-------- ITEMS

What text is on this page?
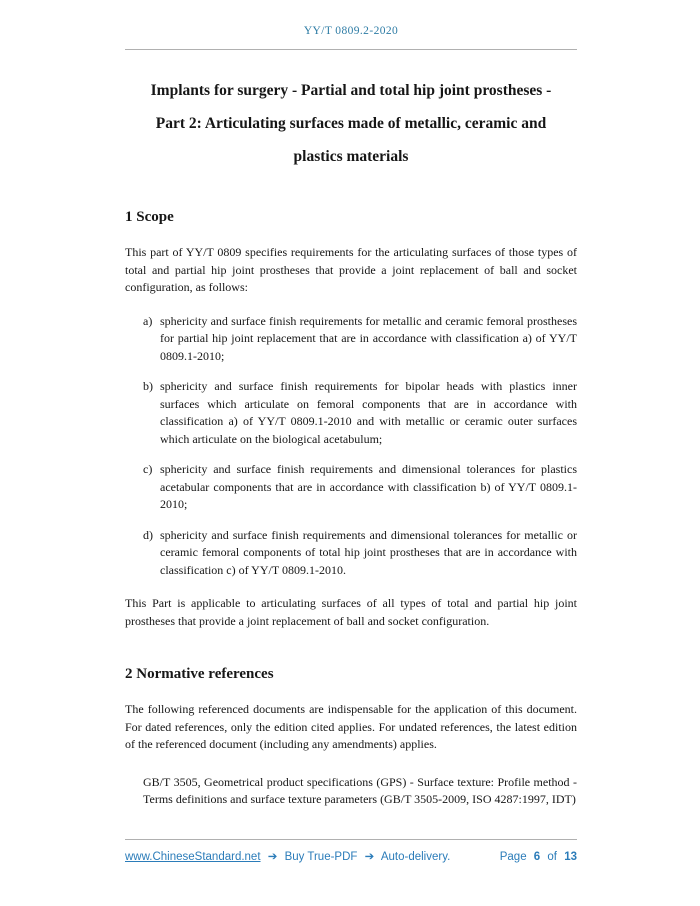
YY/T 0809.2-2020
Implants for surgery - Partial and total hip joint prostheses -
Part 2: Articulating surfaces made of metallic, ceramic and
plastics materials
1 Scope

This part of YY/T 0809 specifies requirements for the articulating surfaces of those types of total and partial hip joint prostheses that provide a joint replacement of ball and socket configuration, as follows:

a) sphericity and surface finish requirements for metallic and ceramic femoral prostheses for partial hip joint replacement that are in accordance with classification a) of YY/T 0809.1-2010;
b) sphericity and surface finish requirements for bipolar heads with plastics inner surfaces which articulate on femoral components that are in accordance with classification a) of YY/T 0809.1-2010 and with metallic or ceramic outer surfaces which articulate on the biological acetabulum;
c) sphericity and surface finish requirements and dimensional tolerances for plastics acetabular components that are in accordance with classification b) of YY/T 0809.1-2010;
d) sphericity and surface finish requirements and dimensional tolerances for metallic or ceramic femoral components of total hip joint prostheses that are in accordance with classification c) of YY/T 0809.1-2010.

This Part is applicable to articulating surfaces of all types of total and partial hip joint prostheses that provide a joint replacement of ball and socket configuration.

2 Normative references

The following referenced documents are indispensable for the application of this document. For dated references, only the edition cited applies. For undated references, the latest edition of the referenced document (including any amendments) applies.

GB/T 3505, Geometrical product specifications (GPS) - Surface texture: Profile method - Terms definitions and surface texture parameters (GB/T 3505-2009, ISO 4287:1997, IDT)

www.ChineseStandard.net ➔ Buy True-PDF ➔ Auto-delivery.	Page 6 of 13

----------------

__AIM OF THE EXERCISE__.
Where a line of the entries contains the word "provide", copy that line.

__THE REPLY__.
This part of YY/T 0809 specifies requirements for the articulating surfaces of those types of total and partial hip joint prostheses that provide a joint replacement of ball and socket configuration, as follows:
This Part is applicable to articulating surfaces of all types of total and partial hip joint prostheses that provide a joint replacement of ball and socket configuration.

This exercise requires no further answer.